▸ Directions for this task: Write the data out again, exactly as given.

— Start —

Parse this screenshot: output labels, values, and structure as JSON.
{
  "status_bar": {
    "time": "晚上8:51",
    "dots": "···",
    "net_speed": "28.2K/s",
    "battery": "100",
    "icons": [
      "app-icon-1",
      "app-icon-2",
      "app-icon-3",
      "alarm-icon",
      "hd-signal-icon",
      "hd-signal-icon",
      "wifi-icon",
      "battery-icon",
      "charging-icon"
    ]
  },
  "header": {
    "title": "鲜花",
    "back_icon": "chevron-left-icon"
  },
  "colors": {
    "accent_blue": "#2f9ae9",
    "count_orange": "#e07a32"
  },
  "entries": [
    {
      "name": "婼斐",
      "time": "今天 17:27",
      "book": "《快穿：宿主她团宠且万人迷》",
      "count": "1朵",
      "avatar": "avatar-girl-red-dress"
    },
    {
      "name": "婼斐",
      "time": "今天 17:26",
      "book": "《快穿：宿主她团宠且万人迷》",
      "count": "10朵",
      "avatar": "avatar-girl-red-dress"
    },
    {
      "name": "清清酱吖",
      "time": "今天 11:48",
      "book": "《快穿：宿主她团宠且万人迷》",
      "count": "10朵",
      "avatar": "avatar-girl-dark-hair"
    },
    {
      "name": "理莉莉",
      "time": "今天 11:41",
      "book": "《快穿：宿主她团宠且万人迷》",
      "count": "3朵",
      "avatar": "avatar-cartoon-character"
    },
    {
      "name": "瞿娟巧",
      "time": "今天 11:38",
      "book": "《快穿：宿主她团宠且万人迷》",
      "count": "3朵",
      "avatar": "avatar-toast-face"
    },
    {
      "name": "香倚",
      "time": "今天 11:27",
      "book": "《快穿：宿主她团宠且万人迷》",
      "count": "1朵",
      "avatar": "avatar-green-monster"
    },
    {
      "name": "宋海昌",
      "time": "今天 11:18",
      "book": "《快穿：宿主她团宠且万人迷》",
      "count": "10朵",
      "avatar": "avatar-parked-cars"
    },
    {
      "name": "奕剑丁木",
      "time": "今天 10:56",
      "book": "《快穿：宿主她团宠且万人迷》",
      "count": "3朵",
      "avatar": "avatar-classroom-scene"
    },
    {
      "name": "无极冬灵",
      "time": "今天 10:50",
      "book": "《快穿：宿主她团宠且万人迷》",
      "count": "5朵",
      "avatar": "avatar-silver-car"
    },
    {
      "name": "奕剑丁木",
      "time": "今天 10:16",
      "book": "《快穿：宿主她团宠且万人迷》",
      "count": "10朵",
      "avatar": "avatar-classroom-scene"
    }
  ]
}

— End —

▸ In response:
Parse this screenshot: output labels, values, and structure as JSON.
{
  "status_bar": {
    "time": "晚上8:51",
    "dots": "···",
    "net_speed": "28.2K/s",
    "battery": "100",
    "icons": [
      "app-icon-1",
      "app-icon-2",
      "app-icon-3",
      "alarm-icon",
      "hd-signal-icon",
      "hd-signal-icon",
      "wifi-icon",
      "battery-icon",
      "charging-icon"
    ]
  },
  "header": {
    "title": "鲜花",
    "back_icon": "chevron-left-icon"
  },
  "colors": {
    "accent_blue": "#2f9ae9",
    "count_orange": "#e07a32"
  },
  "entries": [
    {
      "name": "婼斐",
      "time": "今天 17:27",
      "book": "《快穿：宿主她团宠且万人迷》",
      "count": "1朵",
      "avatar": "avatar-girl-red-dress"
    },
    {
      "name": "婼斐",
      "time": "今天 17:26",
      "book": "《快穿：宿主她团宠且万人迷》",
      "count": "10朵",
      "avatar": "avatar-girl-red-dress"
    },
    {
      "name": "清清酱吖",
      "time": "今天 11:48",
      "book": "《快穿：宿主她团宠且万人迷》",
      "count": "10朵",
      "avatar": "avatar-girl-dark-hair"
    },
    {
      "name": "理莉莉",
      "time": "今天 11:41",
      "book": "《快穿：宿主她团宠且万人迷》",
      "count": "3朵",
      "avatar": "avatar-cartoon-character"
    },
    {
      "name": "瞿娟巧",
      "time": "今天 11:38",
      "book": "《快穿：宿主她团宠且万人迷》",
      "count": "3朵",
      "avatar": "avatar-toast-face"
    },
    {
      "name": "香倚",
      "time": "今天 11:27",
      "book": "《快穿：宿主她团宠且万人迷》",
      "count": "1朵",
      "avatar": "avatar-green-monster"
    },
    {
      "name": "宋海昌",
      "time": "今天 11:18",
      "book": "《快穿：宿主她团宠且万人迷》",
      "count": "10朵",
      "avatar": "avatar-parked-cars"
    },
    {
      "name": "奕剑丁木",
      "time": "今天 10:56",
      "book": "《快穿：宿主她团宠且万人迷》",
      "count": "3朵",
      "avatar": "avatar-classroom-scene"
    },
    {
      "name": "无极冬灵",
      "time": "今天 10:50",
      "book": "《快穿：宿主她团宠且万人迷》",
      "count": "5朵",
      "avatar": "avatar-silver-car"
    },
    {
      "name": "奕剑丁木",
      "time": "今天 10:16",
      "book": "《快穿：宿主她团宠且万人迷》",
      "count": "10朵",
      "avatar": "avatar-classroom-scene"
    }
  ]
}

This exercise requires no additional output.